ARTURO SANDOVAL III: It has an ongoing effect too. The experiences were very temporary and very ephemeral. This is something that stays with you.

SHIFFMAN: It’s nice to see this sort of thing in Chelsea, because the art scene here can be a little alienating. What you do is very inclusive.

BORKSON: Accessibility is huge for us. Art is an amazing tool for that. There are so many artists with these amazing, philosophical, deep, beautiful concepts and I feel that if humans are alienated from the learning device of art, artists are not doing their job.

SANDOVAL: We think of ourselves less like artists and more like we use art to get this idea across. It’s different than people who are in the business of making objects. There’s amazing beauty to that, but we really are trying to redesign the systems that are crucial to our happiness and our whole human existence. It sounds cheesy, but it’s serious talk.

BORKSON: Which brings us to what spawned the Psychic Stones. They came from this idea called Psychomagic, which was coined by Alejandro Jodorowsky, the director and artist.

SANDOVAL: He directed The Holy Mountain and Santa Sangre. He started mixing trades he learned from shamans and applying those systems of theatrical beliefs into a more archetypal, symbolic thing. The symbols trigger the psyche into doing beneficial things for you, and that’s the whole gist of the stone. We get this information from you and project that into this potion that we put into the stone. Then we serve that as an object that becomes a focal point for you to manifest whatever it is that we talk about and that you need out of this object.

SHIFFMAN: What is Psychomagic, specifically?

BORKSON: The whole idea of Psychomagic is that art is meant to be healing and any art that isn’t healing is not important. So many people have been devoid of the ability to go to church or temple and really connect with other people. This is one of our stabs at reestablishing this powerful connection and power inside each person.

SANDOVAL: Those [religious] systems that are in place haven’t transitioned to the modern times at all. After the Scientific Revolution, it really got discredited and we haven’t reassessed that value system.

SHIFFMAN: Yes, because whether or not you believe religion is “true” or “false,” there is value in what people get out of it.

SANDOVAL: Religion is just a delivery system.

BORKSON: People are searching for it and they’ve found replacements—going to a big sports thing, education… we’ve tailored all these systems to make up for this.

SANDOVAL: Instagram. [laughs]

SHIFFMAN: [laughs] That’s my religion.

BORKSON: These things are connective, but it’s temporary. That’s why you check your phone a million times, to keep getting that satisfaction. But that’s a sign that maybe we’re kind of off course.
• • • • • • •
In the interview excerpt, who coined the idea called Psychomagic?

**RECORD SET:**
• • • • • • •
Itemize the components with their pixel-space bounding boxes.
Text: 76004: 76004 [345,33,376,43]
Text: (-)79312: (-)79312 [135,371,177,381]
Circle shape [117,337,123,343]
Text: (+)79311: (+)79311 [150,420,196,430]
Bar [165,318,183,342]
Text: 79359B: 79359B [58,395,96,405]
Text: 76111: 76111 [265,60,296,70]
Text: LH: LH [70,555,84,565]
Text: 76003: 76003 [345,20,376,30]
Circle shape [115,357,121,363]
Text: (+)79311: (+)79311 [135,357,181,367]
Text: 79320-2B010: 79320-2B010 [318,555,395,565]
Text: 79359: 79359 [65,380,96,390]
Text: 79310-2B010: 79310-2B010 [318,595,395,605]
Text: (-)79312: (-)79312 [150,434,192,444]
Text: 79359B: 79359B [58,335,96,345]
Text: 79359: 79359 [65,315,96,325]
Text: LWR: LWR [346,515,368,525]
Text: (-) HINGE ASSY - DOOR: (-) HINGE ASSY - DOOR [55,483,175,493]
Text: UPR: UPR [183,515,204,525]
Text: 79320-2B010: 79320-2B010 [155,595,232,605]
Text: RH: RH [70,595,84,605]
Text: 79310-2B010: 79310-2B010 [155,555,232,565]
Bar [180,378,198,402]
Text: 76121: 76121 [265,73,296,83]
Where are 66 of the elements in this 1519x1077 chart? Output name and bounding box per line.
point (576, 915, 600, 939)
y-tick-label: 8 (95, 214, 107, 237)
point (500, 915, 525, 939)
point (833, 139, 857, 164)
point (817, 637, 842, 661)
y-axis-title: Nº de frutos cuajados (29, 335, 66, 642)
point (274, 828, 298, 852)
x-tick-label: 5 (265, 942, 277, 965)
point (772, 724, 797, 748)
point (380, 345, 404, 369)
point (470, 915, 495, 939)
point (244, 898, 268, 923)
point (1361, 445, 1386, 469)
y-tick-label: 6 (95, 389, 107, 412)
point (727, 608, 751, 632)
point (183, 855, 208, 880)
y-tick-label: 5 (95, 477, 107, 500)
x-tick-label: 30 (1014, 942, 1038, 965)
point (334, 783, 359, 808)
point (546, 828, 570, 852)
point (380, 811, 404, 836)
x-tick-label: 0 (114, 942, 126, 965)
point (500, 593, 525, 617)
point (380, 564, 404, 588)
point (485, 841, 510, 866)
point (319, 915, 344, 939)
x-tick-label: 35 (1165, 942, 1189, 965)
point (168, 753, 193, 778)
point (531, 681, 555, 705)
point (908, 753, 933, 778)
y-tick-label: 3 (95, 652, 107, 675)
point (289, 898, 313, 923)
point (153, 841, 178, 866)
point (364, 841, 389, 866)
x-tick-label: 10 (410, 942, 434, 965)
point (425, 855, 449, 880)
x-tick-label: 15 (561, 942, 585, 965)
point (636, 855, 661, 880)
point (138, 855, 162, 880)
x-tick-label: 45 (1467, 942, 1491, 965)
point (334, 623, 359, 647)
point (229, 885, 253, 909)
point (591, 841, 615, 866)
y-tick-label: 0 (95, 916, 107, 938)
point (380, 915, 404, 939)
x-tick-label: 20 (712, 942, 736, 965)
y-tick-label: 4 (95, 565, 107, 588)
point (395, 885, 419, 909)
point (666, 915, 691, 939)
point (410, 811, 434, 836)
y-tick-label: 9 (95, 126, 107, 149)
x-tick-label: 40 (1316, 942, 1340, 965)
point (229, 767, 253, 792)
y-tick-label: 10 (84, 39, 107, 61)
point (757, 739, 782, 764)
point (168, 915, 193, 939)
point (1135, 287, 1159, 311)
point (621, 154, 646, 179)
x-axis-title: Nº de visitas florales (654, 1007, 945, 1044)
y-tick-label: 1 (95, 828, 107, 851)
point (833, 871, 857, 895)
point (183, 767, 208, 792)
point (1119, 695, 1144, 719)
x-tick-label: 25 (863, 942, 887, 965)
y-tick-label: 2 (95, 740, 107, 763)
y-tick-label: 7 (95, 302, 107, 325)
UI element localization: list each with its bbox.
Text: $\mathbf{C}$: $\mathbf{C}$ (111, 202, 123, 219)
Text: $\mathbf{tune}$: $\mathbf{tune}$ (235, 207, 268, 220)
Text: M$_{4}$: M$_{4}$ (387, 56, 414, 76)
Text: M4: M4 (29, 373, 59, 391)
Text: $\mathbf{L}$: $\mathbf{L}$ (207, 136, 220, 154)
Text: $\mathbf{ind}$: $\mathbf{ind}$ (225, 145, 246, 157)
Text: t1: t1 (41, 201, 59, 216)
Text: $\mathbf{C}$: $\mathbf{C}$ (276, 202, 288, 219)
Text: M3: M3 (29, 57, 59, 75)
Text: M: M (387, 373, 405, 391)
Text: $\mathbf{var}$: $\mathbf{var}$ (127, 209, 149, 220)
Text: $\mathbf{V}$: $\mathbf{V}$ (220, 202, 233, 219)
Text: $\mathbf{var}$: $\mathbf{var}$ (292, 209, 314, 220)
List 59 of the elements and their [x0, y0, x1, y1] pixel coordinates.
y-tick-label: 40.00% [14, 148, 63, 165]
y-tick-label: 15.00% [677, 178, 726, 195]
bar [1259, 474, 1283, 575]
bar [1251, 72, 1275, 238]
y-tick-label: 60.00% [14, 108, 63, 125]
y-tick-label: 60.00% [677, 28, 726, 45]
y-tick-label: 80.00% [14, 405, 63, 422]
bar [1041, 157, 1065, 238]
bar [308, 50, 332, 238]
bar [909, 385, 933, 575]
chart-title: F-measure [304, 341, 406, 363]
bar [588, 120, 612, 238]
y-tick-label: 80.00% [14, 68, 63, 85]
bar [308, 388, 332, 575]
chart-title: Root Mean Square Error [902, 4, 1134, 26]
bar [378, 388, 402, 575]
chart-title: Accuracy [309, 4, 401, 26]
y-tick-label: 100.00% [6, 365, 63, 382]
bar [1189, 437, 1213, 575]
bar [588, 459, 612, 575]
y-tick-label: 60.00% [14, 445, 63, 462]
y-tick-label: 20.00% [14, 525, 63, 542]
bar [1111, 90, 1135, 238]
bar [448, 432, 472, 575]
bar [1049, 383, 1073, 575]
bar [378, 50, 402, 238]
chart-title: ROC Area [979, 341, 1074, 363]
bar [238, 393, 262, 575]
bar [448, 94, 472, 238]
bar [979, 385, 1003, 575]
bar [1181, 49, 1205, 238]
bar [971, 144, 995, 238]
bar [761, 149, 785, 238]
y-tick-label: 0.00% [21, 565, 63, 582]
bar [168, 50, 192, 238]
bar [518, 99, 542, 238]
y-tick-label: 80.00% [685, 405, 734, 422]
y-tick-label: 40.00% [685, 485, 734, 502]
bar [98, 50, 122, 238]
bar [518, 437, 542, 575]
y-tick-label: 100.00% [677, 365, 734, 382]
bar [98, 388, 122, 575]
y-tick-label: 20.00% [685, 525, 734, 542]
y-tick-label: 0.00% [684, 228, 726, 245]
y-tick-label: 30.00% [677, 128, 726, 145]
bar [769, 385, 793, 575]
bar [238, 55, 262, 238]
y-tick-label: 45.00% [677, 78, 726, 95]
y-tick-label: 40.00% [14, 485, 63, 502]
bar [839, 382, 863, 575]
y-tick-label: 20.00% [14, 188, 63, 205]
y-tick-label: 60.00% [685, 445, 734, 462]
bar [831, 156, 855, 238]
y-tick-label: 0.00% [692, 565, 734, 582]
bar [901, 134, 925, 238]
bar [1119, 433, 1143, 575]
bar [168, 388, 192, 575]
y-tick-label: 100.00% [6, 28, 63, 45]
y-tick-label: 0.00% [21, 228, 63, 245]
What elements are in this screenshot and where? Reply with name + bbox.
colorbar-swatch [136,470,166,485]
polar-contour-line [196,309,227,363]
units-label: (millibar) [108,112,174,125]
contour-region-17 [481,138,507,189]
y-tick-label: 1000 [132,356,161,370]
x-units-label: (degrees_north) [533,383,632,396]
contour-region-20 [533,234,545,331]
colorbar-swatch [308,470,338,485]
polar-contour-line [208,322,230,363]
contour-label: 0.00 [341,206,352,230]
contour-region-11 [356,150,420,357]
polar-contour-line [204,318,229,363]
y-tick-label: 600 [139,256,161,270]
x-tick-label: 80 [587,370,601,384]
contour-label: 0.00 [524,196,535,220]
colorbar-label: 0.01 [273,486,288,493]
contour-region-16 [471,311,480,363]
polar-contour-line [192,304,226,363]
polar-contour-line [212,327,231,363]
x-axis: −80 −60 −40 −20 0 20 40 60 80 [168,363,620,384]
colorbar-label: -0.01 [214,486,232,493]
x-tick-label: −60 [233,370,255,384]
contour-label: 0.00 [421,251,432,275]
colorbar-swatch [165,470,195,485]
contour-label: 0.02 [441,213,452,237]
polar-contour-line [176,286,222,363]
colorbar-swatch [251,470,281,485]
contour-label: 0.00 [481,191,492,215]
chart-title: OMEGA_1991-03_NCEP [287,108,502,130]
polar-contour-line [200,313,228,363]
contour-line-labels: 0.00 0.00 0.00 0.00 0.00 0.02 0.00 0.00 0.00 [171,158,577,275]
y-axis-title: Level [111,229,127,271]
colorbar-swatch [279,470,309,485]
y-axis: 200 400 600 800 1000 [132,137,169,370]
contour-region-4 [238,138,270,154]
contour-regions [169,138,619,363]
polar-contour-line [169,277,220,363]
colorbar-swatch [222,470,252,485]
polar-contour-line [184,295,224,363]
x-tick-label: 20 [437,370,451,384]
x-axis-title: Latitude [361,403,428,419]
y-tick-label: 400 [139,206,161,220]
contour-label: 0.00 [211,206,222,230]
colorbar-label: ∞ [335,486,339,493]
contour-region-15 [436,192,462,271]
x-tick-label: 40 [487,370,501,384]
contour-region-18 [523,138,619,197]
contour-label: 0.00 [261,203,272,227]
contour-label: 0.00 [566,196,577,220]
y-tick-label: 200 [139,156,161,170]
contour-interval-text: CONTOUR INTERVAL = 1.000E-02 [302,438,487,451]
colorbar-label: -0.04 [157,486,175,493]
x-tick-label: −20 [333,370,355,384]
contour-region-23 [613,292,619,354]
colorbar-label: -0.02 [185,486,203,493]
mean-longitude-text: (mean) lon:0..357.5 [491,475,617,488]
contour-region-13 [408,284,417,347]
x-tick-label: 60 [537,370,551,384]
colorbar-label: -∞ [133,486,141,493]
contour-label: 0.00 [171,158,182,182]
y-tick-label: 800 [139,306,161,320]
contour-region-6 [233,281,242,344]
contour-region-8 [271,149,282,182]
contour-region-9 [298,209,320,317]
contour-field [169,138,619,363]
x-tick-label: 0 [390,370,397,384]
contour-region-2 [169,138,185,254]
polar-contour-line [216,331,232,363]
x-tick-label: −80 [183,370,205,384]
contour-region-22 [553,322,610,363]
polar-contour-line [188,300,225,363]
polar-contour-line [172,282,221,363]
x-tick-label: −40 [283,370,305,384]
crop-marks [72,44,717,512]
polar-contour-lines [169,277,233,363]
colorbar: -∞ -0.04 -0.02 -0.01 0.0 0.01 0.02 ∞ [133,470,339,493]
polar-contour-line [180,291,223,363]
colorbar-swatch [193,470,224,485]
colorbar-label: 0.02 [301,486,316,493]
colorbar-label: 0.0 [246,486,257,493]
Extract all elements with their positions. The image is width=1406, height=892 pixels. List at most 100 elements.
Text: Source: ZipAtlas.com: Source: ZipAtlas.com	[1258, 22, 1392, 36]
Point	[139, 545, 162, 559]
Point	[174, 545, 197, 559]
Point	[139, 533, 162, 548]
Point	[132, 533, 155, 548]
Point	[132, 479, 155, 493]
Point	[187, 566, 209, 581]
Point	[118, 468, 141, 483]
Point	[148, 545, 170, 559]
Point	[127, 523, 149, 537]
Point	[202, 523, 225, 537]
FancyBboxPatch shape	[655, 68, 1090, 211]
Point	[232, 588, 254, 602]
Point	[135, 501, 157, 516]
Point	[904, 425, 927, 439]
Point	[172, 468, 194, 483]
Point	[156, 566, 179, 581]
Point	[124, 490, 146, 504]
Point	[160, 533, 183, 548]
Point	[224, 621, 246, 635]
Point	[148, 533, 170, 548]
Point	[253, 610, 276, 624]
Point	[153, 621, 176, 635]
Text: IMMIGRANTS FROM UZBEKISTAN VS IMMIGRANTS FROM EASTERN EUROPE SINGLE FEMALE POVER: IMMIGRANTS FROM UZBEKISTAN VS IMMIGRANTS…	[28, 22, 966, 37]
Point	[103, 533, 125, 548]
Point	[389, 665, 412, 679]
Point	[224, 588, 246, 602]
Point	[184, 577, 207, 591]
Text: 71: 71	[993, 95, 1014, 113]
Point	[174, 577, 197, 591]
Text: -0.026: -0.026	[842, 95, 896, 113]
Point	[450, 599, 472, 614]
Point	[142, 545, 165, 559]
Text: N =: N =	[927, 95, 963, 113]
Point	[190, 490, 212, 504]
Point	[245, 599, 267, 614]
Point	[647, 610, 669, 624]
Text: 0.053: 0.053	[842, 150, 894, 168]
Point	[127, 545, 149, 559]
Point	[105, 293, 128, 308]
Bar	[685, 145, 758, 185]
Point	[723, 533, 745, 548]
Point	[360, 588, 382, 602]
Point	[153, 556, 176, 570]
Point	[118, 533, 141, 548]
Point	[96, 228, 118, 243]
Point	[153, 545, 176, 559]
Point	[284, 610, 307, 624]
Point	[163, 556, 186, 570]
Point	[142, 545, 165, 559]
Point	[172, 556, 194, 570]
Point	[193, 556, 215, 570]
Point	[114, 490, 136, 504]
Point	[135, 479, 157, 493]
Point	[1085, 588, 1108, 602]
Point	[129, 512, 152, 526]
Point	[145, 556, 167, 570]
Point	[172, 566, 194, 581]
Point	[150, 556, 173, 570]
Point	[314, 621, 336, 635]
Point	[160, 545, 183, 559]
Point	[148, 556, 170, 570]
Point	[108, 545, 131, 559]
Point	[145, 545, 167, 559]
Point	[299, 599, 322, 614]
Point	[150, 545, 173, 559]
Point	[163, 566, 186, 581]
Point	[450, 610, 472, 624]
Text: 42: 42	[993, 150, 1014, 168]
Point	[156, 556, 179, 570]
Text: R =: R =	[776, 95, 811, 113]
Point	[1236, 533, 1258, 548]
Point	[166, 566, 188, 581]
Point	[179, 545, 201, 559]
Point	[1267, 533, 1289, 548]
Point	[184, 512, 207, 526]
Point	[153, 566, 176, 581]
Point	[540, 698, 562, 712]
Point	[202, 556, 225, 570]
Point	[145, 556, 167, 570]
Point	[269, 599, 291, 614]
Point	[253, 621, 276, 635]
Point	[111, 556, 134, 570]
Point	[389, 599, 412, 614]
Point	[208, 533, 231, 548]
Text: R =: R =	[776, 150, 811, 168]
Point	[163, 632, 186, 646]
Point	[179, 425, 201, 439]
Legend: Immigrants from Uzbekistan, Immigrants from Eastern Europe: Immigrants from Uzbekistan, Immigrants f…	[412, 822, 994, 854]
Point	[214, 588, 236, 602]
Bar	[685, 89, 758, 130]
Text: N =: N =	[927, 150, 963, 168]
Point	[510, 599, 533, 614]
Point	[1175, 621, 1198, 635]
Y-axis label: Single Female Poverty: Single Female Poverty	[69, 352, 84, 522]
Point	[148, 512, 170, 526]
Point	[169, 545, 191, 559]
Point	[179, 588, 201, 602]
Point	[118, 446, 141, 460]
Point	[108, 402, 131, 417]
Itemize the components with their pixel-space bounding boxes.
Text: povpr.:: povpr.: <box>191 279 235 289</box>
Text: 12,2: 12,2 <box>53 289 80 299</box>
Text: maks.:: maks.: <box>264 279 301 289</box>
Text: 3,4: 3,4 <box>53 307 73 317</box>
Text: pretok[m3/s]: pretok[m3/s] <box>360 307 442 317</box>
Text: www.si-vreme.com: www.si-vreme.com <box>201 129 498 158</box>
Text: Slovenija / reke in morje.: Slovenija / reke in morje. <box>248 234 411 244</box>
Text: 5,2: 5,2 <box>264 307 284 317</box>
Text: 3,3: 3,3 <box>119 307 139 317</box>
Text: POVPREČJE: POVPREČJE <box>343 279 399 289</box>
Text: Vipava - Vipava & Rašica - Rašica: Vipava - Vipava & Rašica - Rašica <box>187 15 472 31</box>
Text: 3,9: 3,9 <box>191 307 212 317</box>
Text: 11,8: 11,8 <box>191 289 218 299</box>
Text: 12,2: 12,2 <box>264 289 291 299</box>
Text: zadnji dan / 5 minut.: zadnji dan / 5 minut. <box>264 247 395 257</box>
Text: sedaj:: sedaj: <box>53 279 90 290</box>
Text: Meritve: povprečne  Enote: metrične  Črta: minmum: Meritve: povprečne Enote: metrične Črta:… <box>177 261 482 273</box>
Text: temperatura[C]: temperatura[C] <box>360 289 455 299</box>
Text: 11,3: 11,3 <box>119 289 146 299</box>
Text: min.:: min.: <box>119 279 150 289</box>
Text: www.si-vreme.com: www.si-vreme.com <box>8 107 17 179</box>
• • • • • • •
**WORKED SOLUTION:** Alejandro Jodorowsky, the director and artist.